Exercise material:
★ ★ ★

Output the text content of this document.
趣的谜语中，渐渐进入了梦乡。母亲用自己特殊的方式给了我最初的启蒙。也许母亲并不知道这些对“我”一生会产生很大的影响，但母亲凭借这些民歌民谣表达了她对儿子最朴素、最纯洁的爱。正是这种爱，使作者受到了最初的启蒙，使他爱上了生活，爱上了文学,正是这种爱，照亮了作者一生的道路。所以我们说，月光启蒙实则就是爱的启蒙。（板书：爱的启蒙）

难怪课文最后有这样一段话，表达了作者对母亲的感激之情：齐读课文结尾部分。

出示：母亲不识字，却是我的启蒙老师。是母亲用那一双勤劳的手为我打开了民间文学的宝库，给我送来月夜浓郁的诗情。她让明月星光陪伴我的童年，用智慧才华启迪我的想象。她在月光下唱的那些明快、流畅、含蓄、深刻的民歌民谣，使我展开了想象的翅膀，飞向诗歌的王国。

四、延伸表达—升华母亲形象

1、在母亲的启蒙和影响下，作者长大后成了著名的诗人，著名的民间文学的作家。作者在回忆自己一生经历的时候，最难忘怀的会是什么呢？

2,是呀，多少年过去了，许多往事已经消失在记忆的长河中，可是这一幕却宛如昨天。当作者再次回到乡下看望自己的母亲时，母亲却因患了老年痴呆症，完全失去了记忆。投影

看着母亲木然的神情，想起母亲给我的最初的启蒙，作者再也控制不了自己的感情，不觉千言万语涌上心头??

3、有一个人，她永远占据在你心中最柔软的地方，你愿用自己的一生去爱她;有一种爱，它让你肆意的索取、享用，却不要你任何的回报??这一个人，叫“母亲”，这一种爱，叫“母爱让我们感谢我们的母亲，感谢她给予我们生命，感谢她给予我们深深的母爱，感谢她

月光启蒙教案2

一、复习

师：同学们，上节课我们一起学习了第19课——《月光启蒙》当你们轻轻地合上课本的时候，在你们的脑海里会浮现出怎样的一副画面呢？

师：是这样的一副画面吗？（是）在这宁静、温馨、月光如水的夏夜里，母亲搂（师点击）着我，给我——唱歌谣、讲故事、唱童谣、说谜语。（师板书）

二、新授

★ ★ ★

Objective: Repeat back the data above, exact to the last character.

Answer to this exercise:
Output the text content of this document.
趣的谜语中，渐渐进入了梦乡。母亲用自己特殊的方式给了我最初的启蒙。也许母亲并不知道这些对“我”一生会产生很大的影响，但母亲凭借这些民歌民谣表达了她对儿子最朴素、最纯洁的爱。正是这种爱，使作者受到了最初的启蒙，使他爱上了生活，爱上了文学,正是这种爱，照亮了作者一生的道路。所以我们说，月光启蒙实则就是爱的启蒙。（板书：爱的启蒙）

难怪课文最后有这样一段话，表达了作者对母亲的感激之情：齐读课文结尾部分。

出示：母亲不识字，却是我的启蒙老师。是母亲用那一双勤劳的手为我打开了民间文学的宝库，给我送来月夜浓郁的诗情。她让明月星光陪伴我的童年，用智慧才华启迪我的想象。她在月光下唱的那些明快、流畅、含蓄、深刻的民歌民谣，使我展开了想象的翅膀，飞向诗歌的王国。

四、延伸表达—升华母亲形象

1、在母亲的启蒙和影响下，作者长大后成了著名的诗人，著名的民间文学的作家。作者在回忆自己一生经历的时候，最难忘怀的会是什么呢？

2,是呀，多少年过去了，许多往事已经消失在记忆的长河中，可是这一幕却宛如昨天。当作者再次回到乡下看望自己的母亲时，母亲却因患了老年痴呆症，完全失去了记忆。投影

看着母亲木然的神情，想起母亲给我的最初的启蒙，作者再也控制不了自己的感情，不觉千言万语涌上心头??

3、有一个人，她永远占据在你心中最柔软的地方，你愿用自己的一生去爱她;有一种爱，它让你肆意的索取、享用，却不要你任何的回报??这一个人，叫“母亲”，这一种爱，叫“母爱让我们感谢我们的母亲，感谢她给予我们生命，感谢她给予我们深深的母爱，感谢她

月光启蒙教案2

一、复习

师：同学们，上节课我们一起学习了第19课——《月光启蒙》当你们轻轻地合上课本的时候，在你们的脑海里会浮现出怎样的一副画面呢？

师：是这样的一副画面吗？（是）在这宁静、温馨、月光如水的夏夜里，母亲搂（师点击）着我，给我——唱歌谣、讲故事、唱童谣、说谜语。（师板书）

二、新授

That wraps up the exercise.